Written request ->
From the listing below, pull out every line where the string "button" appears.

Dataset rows:
══════

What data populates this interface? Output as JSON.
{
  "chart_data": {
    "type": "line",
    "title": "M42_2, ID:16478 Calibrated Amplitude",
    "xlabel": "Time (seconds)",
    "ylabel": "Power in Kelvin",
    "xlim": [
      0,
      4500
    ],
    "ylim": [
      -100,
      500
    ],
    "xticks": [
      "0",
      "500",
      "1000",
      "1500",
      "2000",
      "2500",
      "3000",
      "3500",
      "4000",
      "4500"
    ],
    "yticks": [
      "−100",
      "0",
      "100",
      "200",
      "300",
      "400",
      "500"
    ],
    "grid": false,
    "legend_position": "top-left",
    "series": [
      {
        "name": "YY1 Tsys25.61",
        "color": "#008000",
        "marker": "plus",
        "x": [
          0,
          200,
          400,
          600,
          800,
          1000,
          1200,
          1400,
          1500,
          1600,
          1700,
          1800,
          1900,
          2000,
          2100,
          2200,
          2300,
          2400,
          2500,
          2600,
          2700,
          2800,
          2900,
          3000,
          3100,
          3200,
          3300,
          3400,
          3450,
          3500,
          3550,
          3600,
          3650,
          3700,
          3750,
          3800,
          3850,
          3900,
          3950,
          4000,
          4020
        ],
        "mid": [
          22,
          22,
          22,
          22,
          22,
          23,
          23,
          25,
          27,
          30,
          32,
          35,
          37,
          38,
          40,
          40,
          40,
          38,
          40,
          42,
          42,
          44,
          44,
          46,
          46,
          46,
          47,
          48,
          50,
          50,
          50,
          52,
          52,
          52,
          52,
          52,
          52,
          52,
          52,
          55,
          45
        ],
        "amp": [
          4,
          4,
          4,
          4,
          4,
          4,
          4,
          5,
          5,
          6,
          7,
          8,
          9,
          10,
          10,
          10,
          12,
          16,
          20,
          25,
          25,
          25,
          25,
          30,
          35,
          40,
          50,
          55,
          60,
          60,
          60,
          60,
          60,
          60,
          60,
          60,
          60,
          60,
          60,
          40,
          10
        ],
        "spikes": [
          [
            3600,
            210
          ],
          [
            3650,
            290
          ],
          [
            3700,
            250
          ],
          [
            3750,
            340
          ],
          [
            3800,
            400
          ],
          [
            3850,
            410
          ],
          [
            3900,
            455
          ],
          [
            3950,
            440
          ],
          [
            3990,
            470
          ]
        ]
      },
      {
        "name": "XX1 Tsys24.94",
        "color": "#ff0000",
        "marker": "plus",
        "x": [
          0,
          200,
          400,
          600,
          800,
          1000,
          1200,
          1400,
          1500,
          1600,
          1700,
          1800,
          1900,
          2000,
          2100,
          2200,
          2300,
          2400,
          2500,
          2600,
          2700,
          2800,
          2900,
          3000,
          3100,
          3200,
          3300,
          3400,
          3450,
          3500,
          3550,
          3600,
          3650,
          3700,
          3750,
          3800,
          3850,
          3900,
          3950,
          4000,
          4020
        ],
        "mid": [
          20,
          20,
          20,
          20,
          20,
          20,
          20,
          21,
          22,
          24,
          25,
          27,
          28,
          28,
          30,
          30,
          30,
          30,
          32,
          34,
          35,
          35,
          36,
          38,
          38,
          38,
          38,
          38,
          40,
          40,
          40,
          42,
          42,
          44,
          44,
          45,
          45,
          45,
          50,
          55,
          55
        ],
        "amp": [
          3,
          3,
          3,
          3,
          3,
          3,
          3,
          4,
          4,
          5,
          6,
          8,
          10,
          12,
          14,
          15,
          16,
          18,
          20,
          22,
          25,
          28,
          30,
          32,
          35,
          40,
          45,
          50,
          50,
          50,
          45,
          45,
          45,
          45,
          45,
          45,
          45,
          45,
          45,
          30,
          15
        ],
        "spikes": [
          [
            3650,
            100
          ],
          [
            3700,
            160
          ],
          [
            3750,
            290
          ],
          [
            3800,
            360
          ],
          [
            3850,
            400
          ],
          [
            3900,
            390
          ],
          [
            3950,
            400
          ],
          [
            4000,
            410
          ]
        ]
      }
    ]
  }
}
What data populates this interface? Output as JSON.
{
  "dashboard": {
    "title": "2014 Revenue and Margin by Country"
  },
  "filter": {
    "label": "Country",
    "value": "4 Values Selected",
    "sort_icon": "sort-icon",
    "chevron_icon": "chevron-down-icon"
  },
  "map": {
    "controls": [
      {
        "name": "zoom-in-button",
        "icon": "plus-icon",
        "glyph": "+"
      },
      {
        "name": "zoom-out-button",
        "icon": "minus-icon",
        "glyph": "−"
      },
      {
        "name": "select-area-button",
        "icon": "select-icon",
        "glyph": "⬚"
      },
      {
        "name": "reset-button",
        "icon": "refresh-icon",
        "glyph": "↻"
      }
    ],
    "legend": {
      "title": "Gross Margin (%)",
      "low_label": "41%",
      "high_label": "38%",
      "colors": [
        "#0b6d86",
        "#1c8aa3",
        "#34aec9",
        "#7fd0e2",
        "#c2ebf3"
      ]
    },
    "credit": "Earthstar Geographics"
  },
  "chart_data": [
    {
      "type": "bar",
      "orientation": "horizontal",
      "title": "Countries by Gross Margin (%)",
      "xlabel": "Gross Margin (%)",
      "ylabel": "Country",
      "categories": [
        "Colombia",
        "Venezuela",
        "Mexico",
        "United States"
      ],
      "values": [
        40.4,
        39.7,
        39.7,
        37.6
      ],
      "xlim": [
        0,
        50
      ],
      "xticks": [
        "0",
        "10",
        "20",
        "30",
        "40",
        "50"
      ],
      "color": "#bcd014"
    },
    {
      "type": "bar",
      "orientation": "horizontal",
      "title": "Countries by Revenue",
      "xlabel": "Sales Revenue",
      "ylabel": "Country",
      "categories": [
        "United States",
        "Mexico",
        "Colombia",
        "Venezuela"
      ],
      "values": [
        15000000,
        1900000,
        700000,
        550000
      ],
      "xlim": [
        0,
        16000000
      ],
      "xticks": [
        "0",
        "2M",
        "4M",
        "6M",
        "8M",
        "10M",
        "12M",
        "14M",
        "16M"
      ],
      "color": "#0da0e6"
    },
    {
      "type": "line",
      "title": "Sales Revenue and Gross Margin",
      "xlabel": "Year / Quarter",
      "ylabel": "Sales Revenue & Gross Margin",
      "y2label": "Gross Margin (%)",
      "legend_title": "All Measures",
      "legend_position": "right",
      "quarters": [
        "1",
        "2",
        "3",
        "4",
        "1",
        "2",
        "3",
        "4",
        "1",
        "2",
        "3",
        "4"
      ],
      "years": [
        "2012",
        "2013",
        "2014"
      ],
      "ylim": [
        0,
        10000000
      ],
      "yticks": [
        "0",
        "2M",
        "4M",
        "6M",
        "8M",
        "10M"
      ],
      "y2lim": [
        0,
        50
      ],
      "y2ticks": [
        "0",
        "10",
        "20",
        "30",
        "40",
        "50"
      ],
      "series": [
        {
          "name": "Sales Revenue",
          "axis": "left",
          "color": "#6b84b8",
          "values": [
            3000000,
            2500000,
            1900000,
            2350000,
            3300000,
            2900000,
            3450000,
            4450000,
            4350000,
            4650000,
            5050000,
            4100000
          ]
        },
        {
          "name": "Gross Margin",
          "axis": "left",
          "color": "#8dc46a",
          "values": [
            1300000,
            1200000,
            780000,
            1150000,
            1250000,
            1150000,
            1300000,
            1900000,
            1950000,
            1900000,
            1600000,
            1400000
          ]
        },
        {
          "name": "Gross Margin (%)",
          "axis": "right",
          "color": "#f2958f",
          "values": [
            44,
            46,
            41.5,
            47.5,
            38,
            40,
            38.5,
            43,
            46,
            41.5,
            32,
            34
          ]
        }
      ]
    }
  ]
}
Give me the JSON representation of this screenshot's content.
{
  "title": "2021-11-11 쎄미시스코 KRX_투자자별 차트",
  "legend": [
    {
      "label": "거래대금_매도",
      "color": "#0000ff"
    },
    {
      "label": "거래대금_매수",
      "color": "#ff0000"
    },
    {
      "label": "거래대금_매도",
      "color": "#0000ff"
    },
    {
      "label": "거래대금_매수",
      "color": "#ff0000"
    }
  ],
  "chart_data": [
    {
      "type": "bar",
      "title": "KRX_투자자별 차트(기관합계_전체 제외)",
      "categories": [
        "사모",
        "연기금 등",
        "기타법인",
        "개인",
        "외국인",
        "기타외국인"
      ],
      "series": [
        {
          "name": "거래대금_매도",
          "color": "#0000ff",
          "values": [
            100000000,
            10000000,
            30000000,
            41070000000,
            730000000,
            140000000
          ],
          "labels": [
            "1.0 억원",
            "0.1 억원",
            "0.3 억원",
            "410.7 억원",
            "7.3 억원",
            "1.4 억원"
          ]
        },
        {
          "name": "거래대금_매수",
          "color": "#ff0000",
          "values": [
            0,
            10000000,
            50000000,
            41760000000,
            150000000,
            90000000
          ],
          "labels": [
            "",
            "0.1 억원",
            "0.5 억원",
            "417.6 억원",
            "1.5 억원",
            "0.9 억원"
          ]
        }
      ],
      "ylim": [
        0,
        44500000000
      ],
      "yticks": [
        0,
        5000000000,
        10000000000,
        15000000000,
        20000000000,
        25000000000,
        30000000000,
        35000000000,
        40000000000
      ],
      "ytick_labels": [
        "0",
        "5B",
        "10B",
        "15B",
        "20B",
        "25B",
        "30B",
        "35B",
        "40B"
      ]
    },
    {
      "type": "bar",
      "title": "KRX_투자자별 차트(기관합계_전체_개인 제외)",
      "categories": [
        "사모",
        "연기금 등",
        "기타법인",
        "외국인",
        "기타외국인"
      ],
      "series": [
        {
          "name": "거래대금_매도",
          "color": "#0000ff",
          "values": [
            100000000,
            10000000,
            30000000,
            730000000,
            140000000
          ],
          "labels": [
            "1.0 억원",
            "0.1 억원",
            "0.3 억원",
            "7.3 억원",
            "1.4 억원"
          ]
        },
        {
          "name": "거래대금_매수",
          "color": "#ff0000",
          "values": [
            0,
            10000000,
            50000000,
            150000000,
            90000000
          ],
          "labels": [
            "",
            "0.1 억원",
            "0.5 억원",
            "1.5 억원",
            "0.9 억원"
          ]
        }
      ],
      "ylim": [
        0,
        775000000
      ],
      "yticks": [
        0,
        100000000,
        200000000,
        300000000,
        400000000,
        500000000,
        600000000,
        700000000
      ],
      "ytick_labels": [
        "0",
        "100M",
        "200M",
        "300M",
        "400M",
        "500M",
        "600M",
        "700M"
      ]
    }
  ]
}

══════

Written reply ->
        "name": "zoom-in-button",
        "name": "zoom-out-button",
        "name": "select-area-button",
        "name": "reset-button",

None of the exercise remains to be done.